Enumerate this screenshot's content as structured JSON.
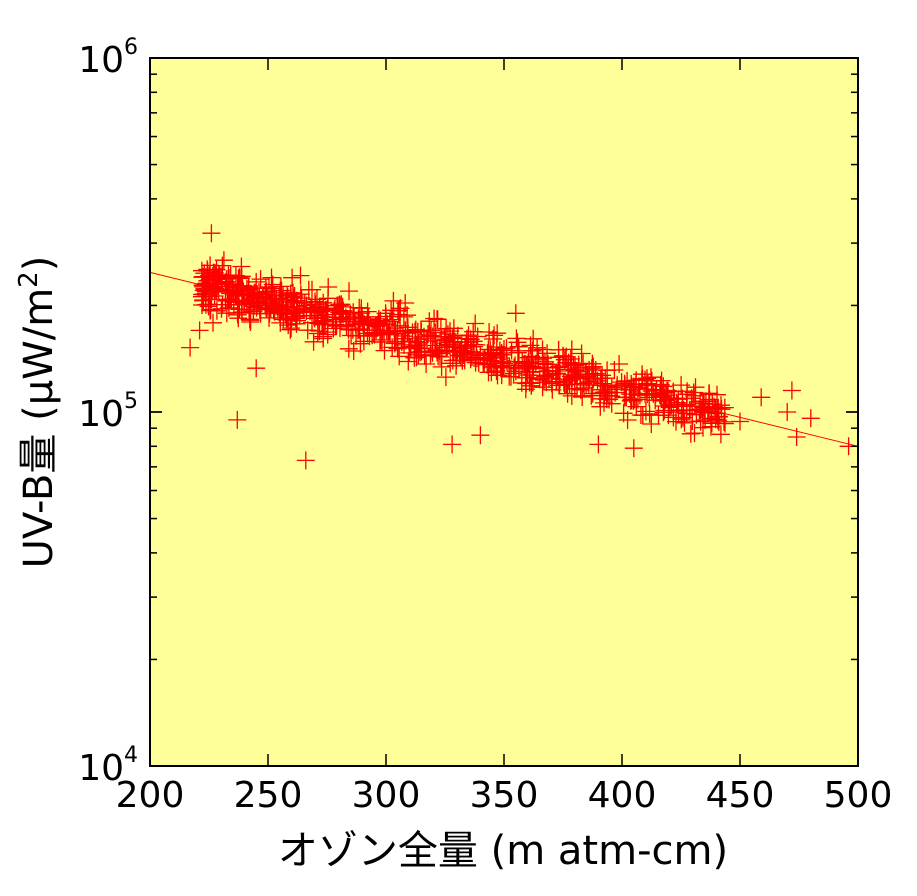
{
  "chart_data": {
    "type": "scatter",
    "xlabel": "オゾン全量 (m atm-cm)",
    "ylabel_main": "UV-B量 (μW/m",
    "ylabel_sup": "2",
    "ylabel_close": ")",
    "xlim": [
      200,
      500
    ],
    "ylim": [
      10000,
      1000000
    ],
    "yscale": "log",
    "x_ticks": [
      200,
      250,
      300,
      350,
      400,
      450,
      500
    ],
    "x_tick_labels": [
      "200",
      "250",
      "300",
      "350",
      "400",
      "450",
      "500"
    ],
    "y_ticks": [
      10000,
      100000,
      1000000
    ],
    "y_tick_labels": [
      {
        "base": "10",
        "exp": "4"
      },
      {
        "base": "10",
        "exp": "5"
      },
      {
        "base": "10",
        "exp": "6"
      }
    ],
    "grid": false,
    "colors": {
      "plot_background": "#FFFF99",
      "marker": "#FF0000",
      "trend_line": "#FF0000"
    },
    "marker": "+",
    "trend_line": {
      "x": [
        200,
        500
      ],
      "y": [
        248000,
        80000
      ]
    },
    "trend_formula": {
      "a": 248000,
      "x0": 200,
      "decay_per_unit": 0.003773
    },
    "point_count": 900,
    "outliers": [
      {
        "x": 217,
        "y": 152000
      },
      {
        "x": 221,
        "y": 170000
      },
      {
        "x": 237,
        "y": 95000
      },
      {
        "x": 266,
        "y": 73000
      },
      {
        "x": 245,
        "y": 133000
      },
      {
        "x": 328,
        "y": 81000
      },
      {
        "x": 340,
        "y": 86000
      },
      {
        "x": 390,
        "y": 81000
      },
      {
        "x": 405,
        "y": 79000
      },
      {
        "x": 226,
        "y": 320000
      },
      {
        "x": 496,
        "y": 80000
      },
      {
        "x": 474,
        "y": 85000
      },
      {
        "x": 480,
        "y": 96000
      },
      {
        "x": 472,
        "y": 115000
      },
      {
        "x": 459,
        "y": 110000
      },
      {
        "x": 450,
        "y": 94000
      },
      {
        "x": 470,
        "y": 100000
      },
      {
        "x": 355,
        "y": 190000
      }
    ]
  }
}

* * *

_What you will do_.
Quote the material in full and exactly; do not carry over its pictures.

_Full response_.
Enumerate this screenshot's content as structured JSON.
{
  "chart_data": {
    "type": "scatter",
    "xlabel": "オゾン全量 (m atm-cm)",
    "ylabel_main": "UV-B量 (μW/m",
    "ylabel_sup": "2",
    "ylabel_close": ")",
    "xlim": [
      200,
      500
    ],
    "ylim": [
      10000,
      1000000
    ],
    "yscale": "log",
    "x_ticks": [
      200,
      250,
      300,
      350,
      400,
      450,
      500
    ],
    "x_tick_labels": [
      "200",
      "250",
      "300",
      "350",
      "400",
      "450",
      "500"
    ],
    "y_ticks": [
      10000,
      100000,
      1000000
    ],
    "y_tick_labels": [
      {
        "base": "10",
        "exp": "4"
      },
      {
        "base": "10",
        "exp": "5"
      },
      {
        "base": "10",
        "exp": "6"
      }
    ],
    "grid": false,
    "colors": {
      "plot_background": "#FFFF99",
      "marker": "#FF0000",
      "trend_line": "#FF0000"
    },
    "marker": "+",
    "trend_line": {
      "x": [
        200,
        500
      ],
      "y": [
        248000,
        80000
      ]
    },
    "trend_formula": {
      "a": 248000,
      "x0": 200,
      "decay_per_unit": 0.003773
    },
    "point_count": 900,
    "outliers": [
      {
        "x": 217,
        "y": 152000
      },
      {
        "x": 221,
        "y": 170000
      },
      {
        "x": 237,
        "y": 95000
      },
      {
        "x": 266,
        "y": 73000
      },
      {
        "x": 245,
        "y": 133000
      },
      {
        "x": 328,
        "y": 81000
      },
      {
        "x": 340,
        "y": 86000
      },
      {
        "x": 390,
        "y": 81000
      },
      {
        "x": 405,
        "y": 79000
      },
      {
        "x": 226,
        "y": 320000
      },
      {
        "x": 496,
        "y": 80000
      },
      {
        "x": 474,
        "y": 85000
      },
      {
        "x": 480,
        "y": 96000
      },
      {
        "x": 472,
        "y": 115000
      },
      {
        "x": 459,
        "y": 110000
      },
      {
        "x": 450,
        "y": 94000
      },
      {
        "x": 470,
        "y": 100000
      },
      {
        "x": 355,
        "y": 190000
      }
    ]
  }
}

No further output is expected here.